- [STATED TASK]: Work out the number of lines with the word "children" in the material below, then reply with that number only.
** BEGIN EXERCISE INPUT **
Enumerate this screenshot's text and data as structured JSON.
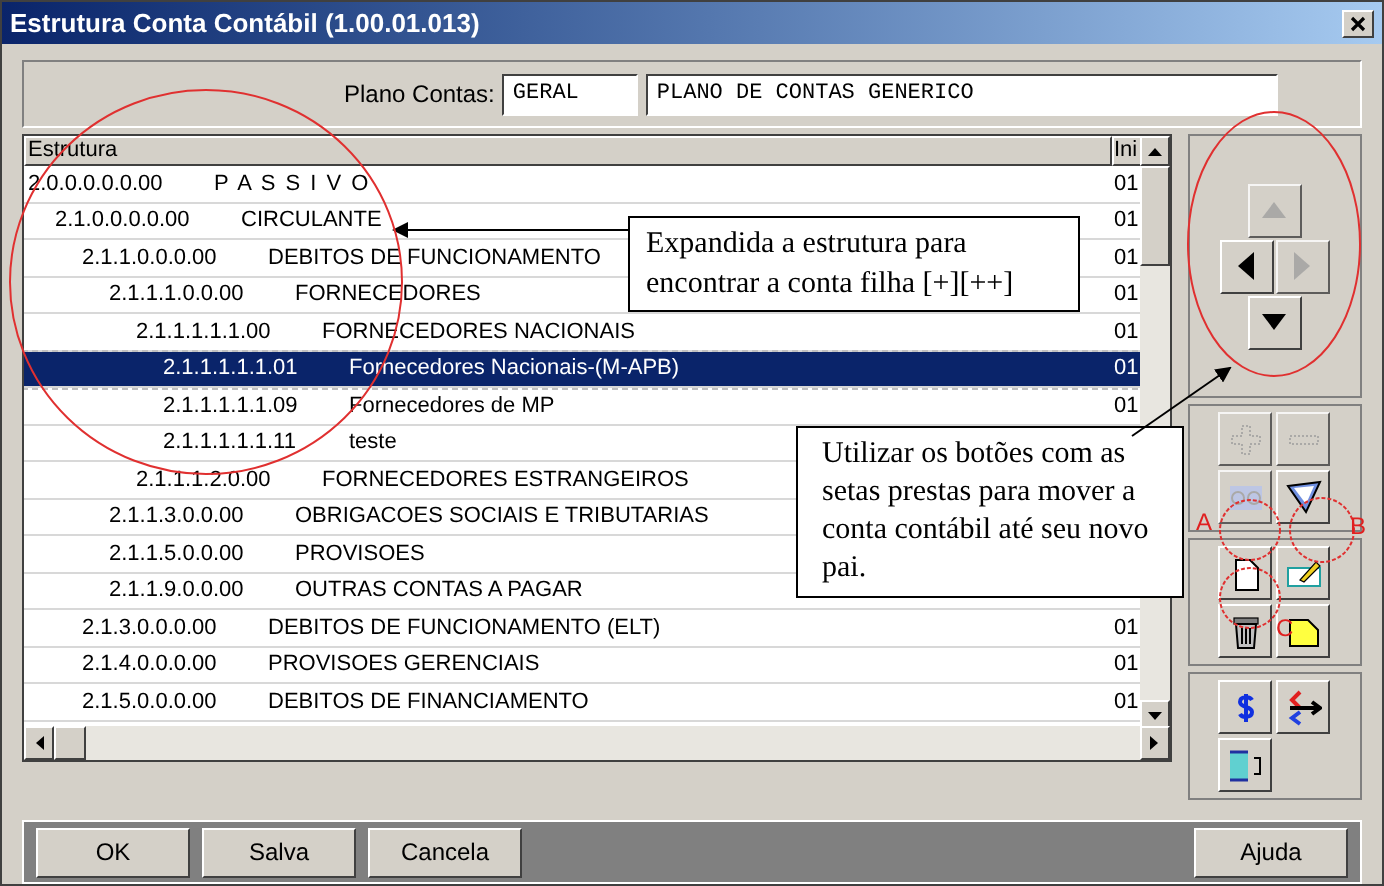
{
  "window": {
    "title": "Estrutura Conta Contábil (1.00.01.013)"
  },
  "plano": {
    "label": "Plano Contas:",
    "code": "GERAL",
    "description": "PLANO DE CONTAS GENERICO"
  },
  "table": {
    "columns": [
      "Estrutura",
      "Ini"
    ],
    "rows": [
      {
        "code": "2.0.0.0.0.0.00",
        "name": "P A S S I V O",
        "column_2": "01",
        "selected": false,
        "children": [
          {
            "code": "2.1.0.0.0.0.00",
            "name": "CIRCULANTE",
            "column_2": "01",
            "selected": false,
            "children": [
              {
                "code": "2.1.1.0.0.0.00",
                "name": "DEBITOS DE FUNCIONAMENTO",
                "column_2": "01",
                "selected": false,
                "children": [
                  {
                    "code": "2.1.1.1.0.0.00",
                    "name": "FORNECEDORES",
                    "column_2": "01",
                    "selected": false,
                    "children": [
                      {
                        "code": "2.1.1.1.1.1.00",
                        "name": "FORNECEDORES NACIONAIS",
                        "column_2": "01",
                        "selected": false,
                        "children": [
                          {
                            "code": "2.1.1.1.1.1.01",
                            "name": "Fornecedores Nacionais-(M-APB)",
                            "column_2": "01",
                            "selected": true
                          },
                          {
                            "code": "2.1.1.1.1.1.09",
                            "name": "Fornecedores de MP",
                            "column_2": "01",
                            "selected": false
                          },
                          {
                            "code": "2.1.1.1.1.1.11",
                            "name": "teste",
                            "selected": false
                          }
                        ]
                      },
                      {
                        "code": "2.1.1.1.2.0.00",
                        "name": "FORNECEDORES ESTRANGEIROS",
                        "selected": false
                      }
                    ]
                  },
                  {
                    "code": "2.1.1.3.0.0.00",
                    "name": "OBRIGACOES SOCIAIS E TRIBUTARIAS",
                    "selected": false
                  },
                  {
                    "code": "2.1.1.5.0.0.00",
                    "name": "PROVISOES",
                    "selected": false
                  },
                  {
                    "code": "2.1.1.9.0.0.00",
                    "name": "OUTRAS CONTAS A PAGAR",
                    "selected": false
                  }
                ]
              },
              {
                "code": "2.1.3.0.0.0.00",
                "name": "DEBITOS DE FUNCIONAMENTO (ELT)",
                "column_2": "01",
                "selected": false
              },
              {
                "code": "2.1.4.0.0.0.00",
                "name": "PROVISOES GERENCIAIS",
                "column_2": "01",
                "selected": false
              },
              {
                "code": "2.1.5.0.0.0.00",
                "name": "DEBITOS DE FINANCIAMENTO",
                "column_2": "01",
                "selected": false
              }
            ]
          }
        ]
      }
    ]
  },
  "toolbar": [
    {
      "kind": "nav",
      "buttons": [
        {
          "kind": "up",
          "disabled": true
        },
        {
          "kind": "left",
          "disabled": false
        },
        {
          "kind": "right",
          "disabled": true
        },
        {
          "kind": "down",
          "disabled": false
        }
      ]
    },
    {
      "kind": "grid",
      "buttons": [
        {
          "kind": "plus",
          "disabled": true
        },
        {
          "kind": "minus",
          "disabled": true
        },
        {
          "kind": "expand",
          "disabled": true
        },
        {
          "kind": "funnel",
          "disabled": false
        }
      ]
    },
    {
      "kind": "grid",
      "buttons": [
        {
          "kind": "new",
          "disabled": false
        },
        {
          "kind": "edit",
          "disabled": false
        },
        {
          "kind": "trash",
          "disabled": false
        },
        {
          "kind": "note",
          "disabled": false
        }
      ]
    },
    {
      "kind": "grid",
      "buttons": [
        {
          "kind": "dollar",
          "disabled": false
        },
        {
          "kind": "swap",
          "disabled": false
        },
        {
          "kind": "columns",
          "disabled": false
        }
      ]
    }
  ],
  "annotations": {
    "callout_1": "Expandida a estrutura para encontrar a conta filha [+][++]",
    "callout_2": "Utilizar os botões com as setas prestas para mover a conta contábil até seu novo pai.",
    "labels": [
      "A",
      "B",
      "C"
    ]
  },
  "buttons": [
    {
      "label": "OK"
    },
    {
      "label": "Salva"
    },
    {
      "label": "Cancela"
    }
  ],
  "help_button": {
    "label": "Ajuda"
  }
}
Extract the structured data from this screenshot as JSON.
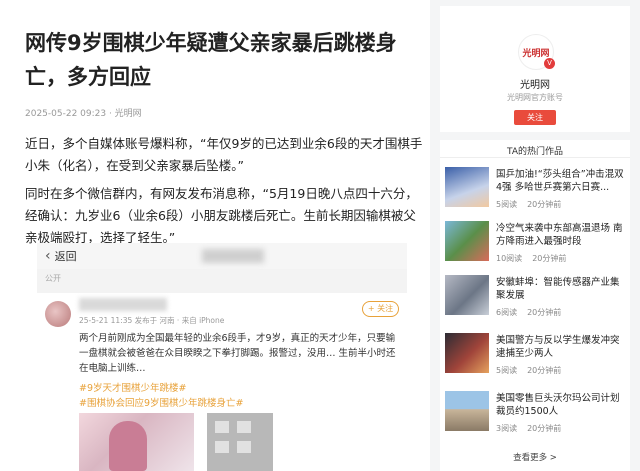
{
  "article": {
    "title": "网传9岁围棋少年疑遭父亲家暴后跳楼身亡，多方回应",
    "meta": "2025-05-22 09:23 · 光明网",
    "paragraphs": [
      "近日，多个自媒体账号爆料称，“年仅9岁的已达到业余6段的天才围棋手小朱（化名），在受到父亲家暴后坠楼。”",
      "同时在多个微信群内，有网友发布消息称，“5月19日晚八点四十六分，经确认：九岁业6（业余6段）小朋友跳楼后死亡。生前长期因输棋被父亲极端殴打，选择了轻生。”"
    ],
    "screenshot": {
      "back_label": "返回",
      "public_label": "公开",
      "date_line": "25-5-21 11:35 发布于 河南 · 来自 iPhone",
      "follow_label": "+ 关注",
      "post_text": "两个月前刚成为全国最年轻的业余6段手，才9岁，真正的天才少年，只要输一盘棋就会被爸爸在众目睽睽之下拳打脚踢。报警过，没用… 生前半小时还在电脑上训练…",
      "tags": [
        "#9岁天才围棋少年跳楼#",
        "#围棋协会回应9岁围棋少年跳楼身亡#"
      ]
    }
  },
  "sidebar": {
    "profile": {
      "logo_text": "光明网",
      "name": "光明网",
      "desc": "光明网官方账号",
      "follow_label": "关注"
    },
    "works_title": "TA的热门作品",
    "items": [
      {
        "title": "国乒加油!“莎头组合”冲击混双4强 多哈世乒赛第六日赛...",
        "reads": "5阅读",
        "time": "20分钟前"
      },
      {
        "title": "冷空气来袭中东部高温退场 南方降雨进入最强时段",
        "reads": "10阅读",
        "time": "20分钟前"
      },
      {
        "title": "安徽蚌埠：智能传感器产业集聚发展",
        "reads": "6阅读",
        "time": "20分钟前"
      },
      {
        "title": "美国警方与反以学生爆发冲突 逮捕至少两人",
        "reads": "5阅读",
        "time": "20分钟前"
      },
      {
        "title": "美国零售巨头沃尔玛公司计划裁员约1500人",
        "reads": "3阅读",
        "time": "20分钟前"
      }
    ],
    "more_label": "查看更多 >"
  }
}
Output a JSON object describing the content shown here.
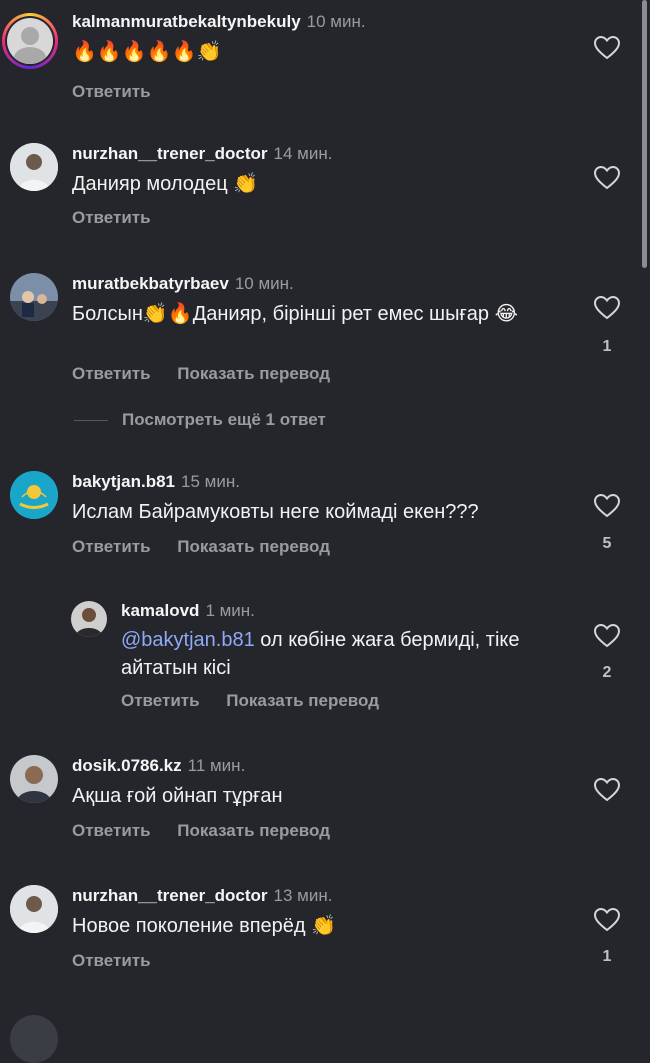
{
  "reply_label": "Ответить",
  "translate_label": "Показать перевод",
  "comments": [
    {
      "user": "kalmanmuratbekaltynbekuly",
      "time": "10 мин.",
      "text": "🔥🔥🔥🔥🔥👏",
      "likes": ""
    },
    {
      "user": "nurzhan__trener_doctor",
      "time": "14 мин.",
      "text": "Данияр молодец 👏",
      "likes": ""
    },
    {
      "user": "muratbekbatyrbaev",
      "time": "10 мин.",
      "text": "Болсын👏🔥Данияр, бірінші рет емес шығар 😂",
      "likes": "1"
    },
    {
      "user": "bakytjan.b81",
      "time": "15 мин.",
      "text": "Ислам Байрамуковты неге коймаді екен???",
      "likes": "5"
    },
    {
      "user": "kamalovd",
      "time": "1 мин.",
      "mention": "@bakytjan.b81",
      "text": " ол көбіне жаға бермиді, тіке айтатын кісі",
      "likes": "2"
    },
    {
      "user": "dosik.0786.kz",
      "time": "11 мин.",
      "text": "Ақша ғой ойнап тұрған",
      "likes": ""
    },
    {
      "user": "nurzhan__trener_doctor",
      "time": "13 мин.",
      "text": "Новое поколение вперёд 👏",
      "likes": "1"
    }
  ],
  "view_more": "Посмотреть ещё 1 ответ"
}
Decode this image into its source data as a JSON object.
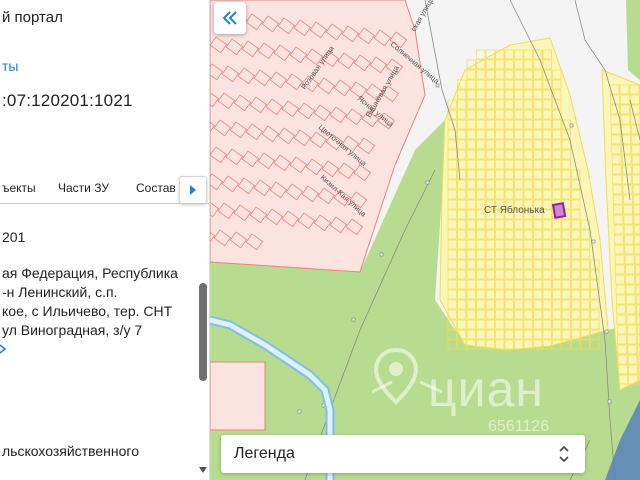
{
  "panel": {
    "portal_title": "й портал",
    "objects_link": "ты",
    "cadastral_number": ":07:120201:1021",
    "tabs": [
      {
        "label": "ъекты"
      },
      {
        "label": "Части ЗУ"
      },
      {
        "label": "Состав"
      }
    ],
    "cad_short": "201",
    "address_lines": [
      "ая Федерация, Республика",
      "-н Ленинский, с.п.",
      "кое, с Ильичево, тер. СНТ",
      " ул Виноградная, з/у 7"
    ],
    "land_category": "льскохозяйственного"
  },
  "map": {
    "street_labels": [
      {
        "text": "Розовая улица"
      },
      {
        "text": "Вишнёвая улица"
      },
      {
        "text": "Солнечная улица"
      },
      {
        "text": "Ясная улица"
      },
      {
        "text": "Цветочная улица"
      },
      {
        "text": "Кизил-Кая улица"
      },
      {
        "text": "ская улица"
      }
    ],
    "snt_label": "СТ Яблонька",
    "legend_label": "Легенда",
    "watermark_text": "циан",
    "watermark_number": "6561126",
    "colors": {
      "green": "#b8dc8f",
      "parcel_red": "#e8837a",
      "parcel_red_fill": "#fbe3e0",
      "parcel_yellow": "#eedd55",
      "parcel_yellow_fill": "#fbf6b8",
      "selected": "#9b1c9b",
      "water": "#7fbfe6"
    }
  }
}
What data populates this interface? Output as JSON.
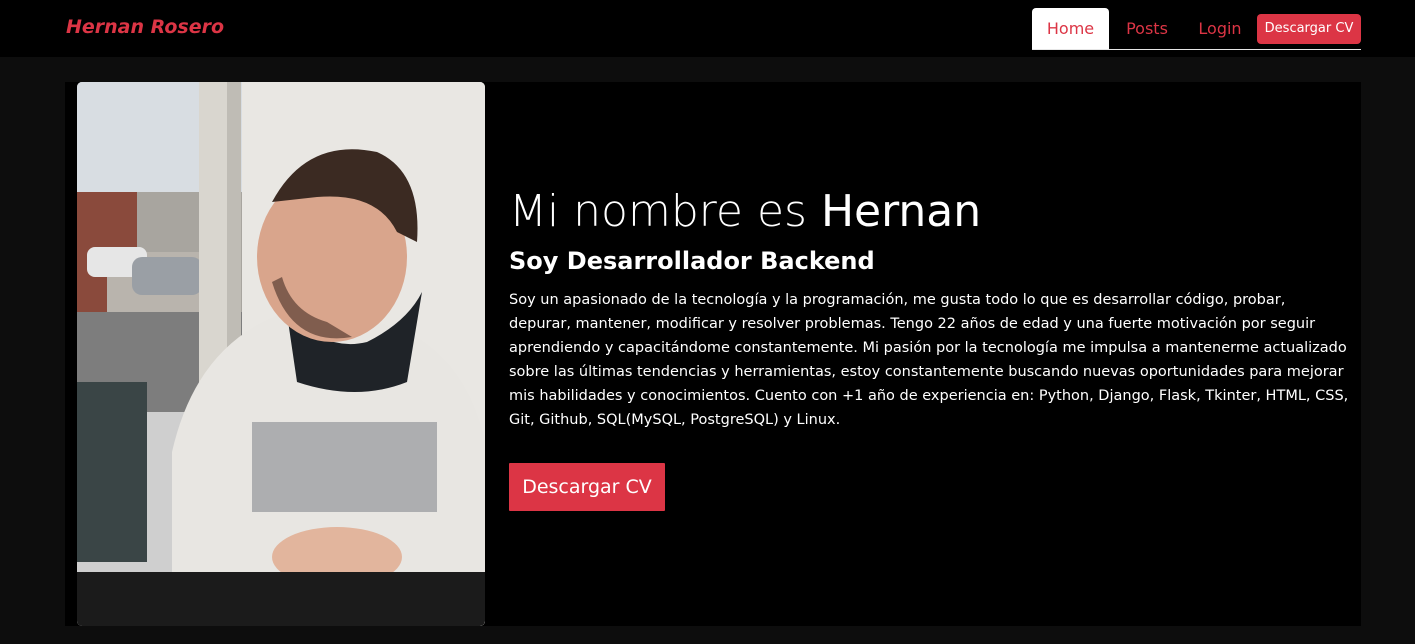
{
  "navbar": {
    "brand": "Hernan Rosero",
    "links": [
      {
        "label": "Home",
        "active": true
      },
      {
        "label": "Posts",
        "active": false
      },
      {
        "label": "Login",
        "active": false
      }
    ],
    "cv_button": "Descargar CV"
  },
  "hero": {
    "title_prefix": "Mi nombre es ",
    "title_name": "Hernan",
    "subtitle": "Soy Desarrollador Backend",
    "description": "Soy un apasionado de la tecnología y la programación, me gusta todo lo que es desarrollar código, probar, depurar, mantener, modificar y resolver problemas. Tengo 22 años de edad y una fuerte motivación por seguir aprendiendo y capacitándome constantemente. Mi pasión por la tecnología me impulsa a mantenerme actualizado sobre las últimas tendencias y herramientas, estoy constantemente buscando nuevas oportunidades para mejorar mis habilidades y conocimientos. Cuento con +1 año de experiencia en: Python, Django, Flask, Tkinter, HTML, CSS, Git, Github, SQL(MySQL, PostgreSQL) y Linux.",
    "cv_button": "Descargar CV",
    "photo_alt": "profile-photo"
  },
  "colors": {
    "accent": "#dc3545",
    "navbar_bg": "#000000",
    "page_bg": "#0d0d0d",
    "hero_bg": "#000000",
    "text": "#ffffff"
  }
}
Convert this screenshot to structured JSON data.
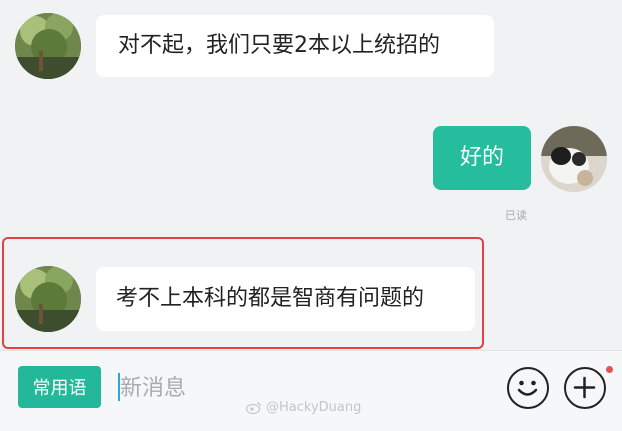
** END EXERCISE INPUT **
- [EXPECTED OUTPUT]: 5